GIVEN ENTRIES:

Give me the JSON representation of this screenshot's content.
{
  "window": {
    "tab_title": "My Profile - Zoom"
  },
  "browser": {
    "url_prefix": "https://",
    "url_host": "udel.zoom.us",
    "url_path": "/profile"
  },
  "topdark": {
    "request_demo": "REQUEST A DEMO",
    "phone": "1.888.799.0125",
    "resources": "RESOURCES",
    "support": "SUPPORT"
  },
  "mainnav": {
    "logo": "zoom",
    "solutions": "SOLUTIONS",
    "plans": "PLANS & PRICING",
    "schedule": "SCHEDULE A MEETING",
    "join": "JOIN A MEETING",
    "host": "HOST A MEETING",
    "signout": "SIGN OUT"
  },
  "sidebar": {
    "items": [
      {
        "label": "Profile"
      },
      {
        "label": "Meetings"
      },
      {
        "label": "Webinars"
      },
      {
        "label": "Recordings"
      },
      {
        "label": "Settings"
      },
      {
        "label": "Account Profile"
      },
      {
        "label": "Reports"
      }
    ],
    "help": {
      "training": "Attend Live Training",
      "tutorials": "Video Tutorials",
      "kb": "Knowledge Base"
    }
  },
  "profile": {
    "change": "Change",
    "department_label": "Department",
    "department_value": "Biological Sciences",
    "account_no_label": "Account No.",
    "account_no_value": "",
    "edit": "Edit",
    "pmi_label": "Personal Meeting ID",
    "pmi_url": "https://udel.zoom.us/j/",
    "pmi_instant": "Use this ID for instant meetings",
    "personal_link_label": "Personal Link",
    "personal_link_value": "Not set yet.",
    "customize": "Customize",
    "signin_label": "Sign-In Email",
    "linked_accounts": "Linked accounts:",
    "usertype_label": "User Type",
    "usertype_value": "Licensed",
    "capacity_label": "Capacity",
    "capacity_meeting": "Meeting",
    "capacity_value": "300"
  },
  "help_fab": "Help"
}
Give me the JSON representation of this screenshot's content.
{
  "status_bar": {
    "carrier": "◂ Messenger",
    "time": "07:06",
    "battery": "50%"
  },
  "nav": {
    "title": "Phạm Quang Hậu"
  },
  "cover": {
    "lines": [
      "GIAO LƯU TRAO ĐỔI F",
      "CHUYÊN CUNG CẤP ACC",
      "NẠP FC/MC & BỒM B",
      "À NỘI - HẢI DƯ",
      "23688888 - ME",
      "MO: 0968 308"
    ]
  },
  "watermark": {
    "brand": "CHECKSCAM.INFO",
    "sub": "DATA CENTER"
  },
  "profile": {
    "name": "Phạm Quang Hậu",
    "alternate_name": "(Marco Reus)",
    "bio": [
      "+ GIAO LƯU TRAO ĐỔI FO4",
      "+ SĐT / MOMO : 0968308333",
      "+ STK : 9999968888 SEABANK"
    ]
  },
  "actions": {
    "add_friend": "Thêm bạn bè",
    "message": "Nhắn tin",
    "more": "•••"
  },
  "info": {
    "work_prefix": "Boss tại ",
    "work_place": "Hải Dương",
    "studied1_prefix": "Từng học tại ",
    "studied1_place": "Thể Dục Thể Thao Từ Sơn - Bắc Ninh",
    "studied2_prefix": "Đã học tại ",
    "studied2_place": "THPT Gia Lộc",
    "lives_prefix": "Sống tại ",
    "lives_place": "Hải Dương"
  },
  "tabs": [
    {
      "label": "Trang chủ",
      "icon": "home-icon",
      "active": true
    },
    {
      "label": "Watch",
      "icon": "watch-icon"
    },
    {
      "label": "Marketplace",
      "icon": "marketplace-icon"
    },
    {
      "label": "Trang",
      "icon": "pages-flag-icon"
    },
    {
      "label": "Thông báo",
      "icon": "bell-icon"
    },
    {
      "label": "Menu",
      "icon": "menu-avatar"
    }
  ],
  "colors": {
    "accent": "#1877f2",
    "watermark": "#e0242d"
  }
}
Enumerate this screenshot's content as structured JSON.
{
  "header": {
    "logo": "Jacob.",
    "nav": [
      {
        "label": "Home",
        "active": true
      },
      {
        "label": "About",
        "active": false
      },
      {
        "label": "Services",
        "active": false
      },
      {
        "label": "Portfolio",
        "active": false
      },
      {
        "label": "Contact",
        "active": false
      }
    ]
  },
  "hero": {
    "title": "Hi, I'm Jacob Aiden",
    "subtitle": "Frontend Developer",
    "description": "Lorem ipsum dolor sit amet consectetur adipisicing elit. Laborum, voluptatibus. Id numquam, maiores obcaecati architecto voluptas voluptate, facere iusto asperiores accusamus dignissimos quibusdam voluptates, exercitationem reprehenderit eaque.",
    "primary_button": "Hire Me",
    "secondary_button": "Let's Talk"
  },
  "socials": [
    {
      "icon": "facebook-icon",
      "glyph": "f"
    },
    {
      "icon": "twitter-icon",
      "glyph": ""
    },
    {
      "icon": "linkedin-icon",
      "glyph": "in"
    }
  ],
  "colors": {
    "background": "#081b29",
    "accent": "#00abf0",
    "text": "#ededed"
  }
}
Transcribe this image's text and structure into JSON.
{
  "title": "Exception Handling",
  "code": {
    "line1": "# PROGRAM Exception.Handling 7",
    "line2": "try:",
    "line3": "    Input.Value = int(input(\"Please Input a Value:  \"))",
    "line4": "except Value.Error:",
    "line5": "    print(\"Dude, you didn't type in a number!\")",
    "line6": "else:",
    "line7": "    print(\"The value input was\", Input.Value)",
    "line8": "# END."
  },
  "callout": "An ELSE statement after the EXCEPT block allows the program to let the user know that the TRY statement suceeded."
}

GOAL OF THE EXERCISE:
Copy every line from the entries that contains the word "Handling".

RESPONSE BELOW:
  "title": "Exception Handling",
    "line1": "# PROGRAM Exception.Handling 7",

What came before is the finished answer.